● **DIRECTION**
Word for word, restate every line of the material.

= = =

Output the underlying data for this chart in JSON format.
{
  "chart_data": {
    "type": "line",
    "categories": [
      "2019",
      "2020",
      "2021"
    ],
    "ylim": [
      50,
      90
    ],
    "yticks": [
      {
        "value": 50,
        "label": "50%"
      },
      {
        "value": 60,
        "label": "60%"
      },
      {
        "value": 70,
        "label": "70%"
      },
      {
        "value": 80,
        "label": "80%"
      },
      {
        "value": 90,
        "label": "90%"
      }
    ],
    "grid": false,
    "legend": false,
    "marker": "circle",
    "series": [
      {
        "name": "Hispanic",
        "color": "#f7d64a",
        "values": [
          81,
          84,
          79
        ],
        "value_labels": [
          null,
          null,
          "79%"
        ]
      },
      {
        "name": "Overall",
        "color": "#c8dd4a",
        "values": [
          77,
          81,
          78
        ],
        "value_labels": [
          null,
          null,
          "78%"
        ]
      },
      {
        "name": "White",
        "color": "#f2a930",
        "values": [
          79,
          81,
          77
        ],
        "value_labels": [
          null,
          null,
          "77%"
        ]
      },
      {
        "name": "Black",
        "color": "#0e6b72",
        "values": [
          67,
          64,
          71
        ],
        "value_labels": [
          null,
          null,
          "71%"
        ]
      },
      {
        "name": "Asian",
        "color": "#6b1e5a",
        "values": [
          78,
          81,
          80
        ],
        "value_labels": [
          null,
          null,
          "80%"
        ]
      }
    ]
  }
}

= = =

● **COMPLETED TASK**
Output the underlying data for this chart in JSON format.
{
  "chart_data": {
    "type": "line",
    "categories": [
      "2019",
      "2020",
      "2021"
    ],
    "ylim": [
      50,
      90
    ],
    "yticks": [
      {
        "value": 50,
        "label": "50%"
      },
      {
        "value": 60,
        "label": "60%"
      },
      {
        "value": 70,
        "label": "70%"
      },
      {
        "value": 80,
        "label": "80%"
      },
      {
        "value": 90,
        "label": "90%"
      }
    ],
    "grid": false,
    "legend": false,
    "marker": "circle",
    "series": [
      {
        "name": "Hispanic",
        "color": "#f7d64a",
        "values": [
          81,
          84,
          79
        ],
        "value_labels": [
          null,
          null,
          "79%"
        ]
      },
      {
        "name": "Overall",
        "color": "#c8dd4a",
        "values": [
          77,
          81,
          78
        ],
        "value_labels": [
          null,
          null,
          "78%"
        ]
      },
      {
        "name": "White",
        "color": "#f2a930",
        "values": [
          79,
          81,
          77
        ],
        "value_labels": [
          null,
          null,
          "77%"
        ]
      },
      {
        "name": "Black",
        "color": "#0e6b72",
        "values": [
          67,
          64,
          71
        ],
        "value_labels": [
          null,
          null,
          "71%"
        ]
      },
      {
        "name": "Asian",
        "color": "#6b1e5a",
        "values": [
          78,
          81,
          80
        ],
        "value_labels": [
          null,
          null,
          "80%"
        ]
      }
    ]
  }
}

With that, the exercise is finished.